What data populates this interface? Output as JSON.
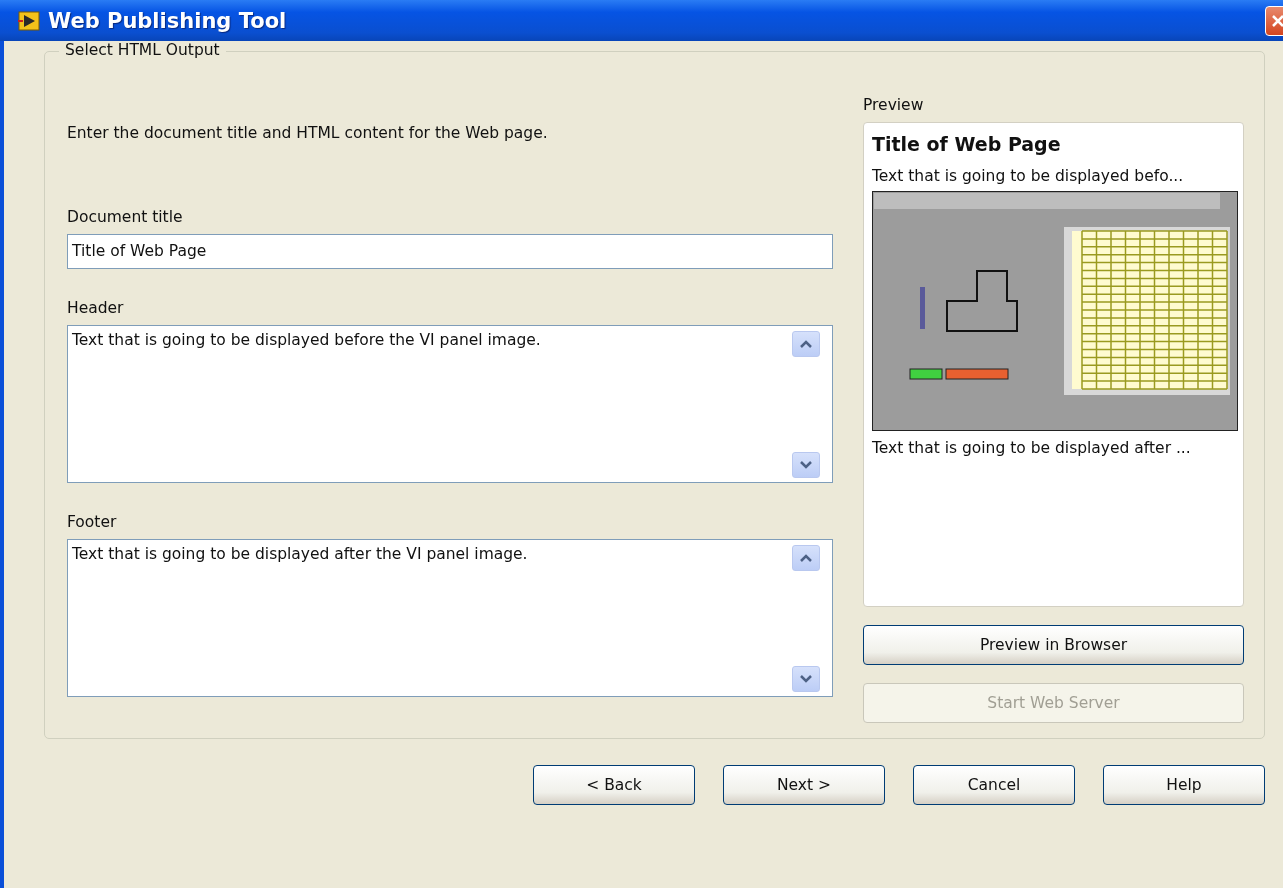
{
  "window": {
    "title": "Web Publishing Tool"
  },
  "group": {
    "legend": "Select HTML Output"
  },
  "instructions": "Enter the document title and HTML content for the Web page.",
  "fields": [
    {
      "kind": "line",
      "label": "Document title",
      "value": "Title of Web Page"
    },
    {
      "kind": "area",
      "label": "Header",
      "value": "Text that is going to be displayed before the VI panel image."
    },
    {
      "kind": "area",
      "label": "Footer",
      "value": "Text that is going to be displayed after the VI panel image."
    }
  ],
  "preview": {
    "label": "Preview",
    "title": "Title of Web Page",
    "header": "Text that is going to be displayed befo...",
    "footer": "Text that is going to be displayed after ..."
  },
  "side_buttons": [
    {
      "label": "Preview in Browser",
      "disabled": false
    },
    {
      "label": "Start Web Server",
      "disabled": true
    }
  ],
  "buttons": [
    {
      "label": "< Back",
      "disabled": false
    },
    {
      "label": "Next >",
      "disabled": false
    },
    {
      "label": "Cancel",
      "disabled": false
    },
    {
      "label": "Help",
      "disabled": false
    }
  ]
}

* _Written request_
Repeat the entries exactly and keep the pictures out of the copy.

* _Finished task_
What data populates this interface? Output as JSON.
{
  "window": {
    "title": "Web Publishing Tool"
  },
  "group": {
    "legend": "Select HTML Output"
  },
  "instructions": "Enter the document title and HTML content for the Web page.",
  "fields": [
    {
      "kind": "line",
      "label": "Document title",
      "value": "Title of Web Page"
    },
    {
      "kind": "area",
      "label": "Header",
      "value": "Text that is going to be displayed before the VI panel image."
    },
    {
      "kind": "area",
      "label": "Footer",
      "value": "Text that is going to be displayed after the VI panel image."
    }
  ],
  "preview": {
    "label": "Preview",
    "title": "Title of Web Page",
    "header": "Text that is going to be displayed befo...",
    "footer": "Text that is going to be displayed after ..."
  },
  "side_buttons": [
    {
      "label": "Preview in Browser",
      "disabled": false
    },
    {
      "label": "Start Web Server",
      "disabled": true
    }
  ],
  "buttons": [
    {
      "label": "< Back",
      "disabled": false
    },
    {
      "label": "Next >",
      "disabled": false
    },
    {
      "label": "Cancel",
      "disabled": false
    },
    {
      "label": "Help",
      "disabled": false
    }
  ]
}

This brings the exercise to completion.